Records excerpted from a collection
## Begin

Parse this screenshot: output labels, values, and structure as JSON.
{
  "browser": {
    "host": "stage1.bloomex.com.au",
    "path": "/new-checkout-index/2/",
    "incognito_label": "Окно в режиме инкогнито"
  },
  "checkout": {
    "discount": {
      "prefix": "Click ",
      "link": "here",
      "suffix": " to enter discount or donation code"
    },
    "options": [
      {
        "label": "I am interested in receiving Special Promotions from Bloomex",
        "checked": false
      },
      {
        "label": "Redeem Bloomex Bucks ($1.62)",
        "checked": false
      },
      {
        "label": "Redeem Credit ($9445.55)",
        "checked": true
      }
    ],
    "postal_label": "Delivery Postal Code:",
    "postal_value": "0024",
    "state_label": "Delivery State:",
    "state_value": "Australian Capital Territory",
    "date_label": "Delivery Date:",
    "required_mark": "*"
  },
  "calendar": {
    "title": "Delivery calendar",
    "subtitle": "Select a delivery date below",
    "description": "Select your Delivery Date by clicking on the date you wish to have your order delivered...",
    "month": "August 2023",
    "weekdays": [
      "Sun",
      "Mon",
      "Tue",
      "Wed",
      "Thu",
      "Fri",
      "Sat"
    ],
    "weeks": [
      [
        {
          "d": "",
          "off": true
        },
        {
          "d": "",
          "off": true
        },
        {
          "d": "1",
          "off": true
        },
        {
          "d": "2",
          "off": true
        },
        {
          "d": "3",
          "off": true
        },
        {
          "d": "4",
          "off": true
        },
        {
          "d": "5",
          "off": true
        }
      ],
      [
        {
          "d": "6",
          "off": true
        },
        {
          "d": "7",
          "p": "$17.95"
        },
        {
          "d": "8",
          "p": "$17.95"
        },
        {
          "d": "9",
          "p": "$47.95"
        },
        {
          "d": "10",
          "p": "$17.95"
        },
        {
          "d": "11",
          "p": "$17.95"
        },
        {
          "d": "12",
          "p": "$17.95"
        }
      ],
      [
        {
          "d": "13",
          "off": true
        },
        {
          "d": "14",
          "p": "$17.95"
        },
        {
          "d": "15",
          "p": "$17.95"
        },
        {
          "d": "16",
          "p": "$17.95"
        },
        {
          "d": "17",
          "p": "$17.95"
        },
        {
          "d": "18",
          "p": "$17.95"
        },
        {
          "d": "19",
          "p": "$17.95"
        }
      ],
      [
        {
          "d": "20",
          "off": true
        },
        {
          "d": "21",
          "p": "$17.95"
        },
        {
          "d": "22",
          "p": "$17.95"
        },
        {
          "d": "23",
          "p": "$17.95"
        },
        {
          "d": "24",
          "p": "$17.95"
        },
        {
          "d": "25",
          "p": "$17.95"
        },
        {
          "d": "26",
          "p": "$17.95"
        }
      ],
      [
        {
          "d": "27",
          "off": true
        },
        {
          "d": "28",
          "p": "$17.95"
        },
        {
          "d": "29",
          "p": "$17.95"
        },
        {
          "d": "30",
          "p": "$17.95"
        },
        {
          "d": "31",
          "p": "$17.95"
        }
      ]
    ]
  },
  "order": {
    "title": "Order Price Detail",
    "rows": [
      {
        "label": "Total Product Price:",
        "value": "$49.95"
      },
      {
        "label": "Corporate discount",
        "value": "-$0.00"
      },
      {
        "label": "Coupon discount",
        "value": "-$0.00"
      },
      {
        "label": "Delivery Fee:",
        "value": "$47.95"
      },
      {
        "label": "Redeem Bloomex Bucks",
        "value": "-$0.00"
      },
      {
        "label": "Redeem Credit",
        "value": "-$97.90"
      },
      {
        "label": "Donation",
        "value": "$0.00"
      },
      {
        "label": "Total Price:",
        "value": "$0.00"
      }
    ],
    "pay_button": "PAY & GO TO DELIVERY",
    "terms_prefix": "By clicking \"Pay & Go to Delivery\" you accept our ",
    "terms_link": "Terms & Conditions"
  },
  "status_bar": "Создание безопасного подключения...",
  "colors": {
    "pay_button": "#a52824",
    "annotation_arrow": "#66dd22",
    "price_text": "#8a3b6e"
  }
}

## End

-- What to do --
Search the material above for "Credit". Pull out each line where it shows up.

-- Solution to this exercise --
        "label": "Redeem Credit ($9445.55)",
        "label": "Redeem Credit",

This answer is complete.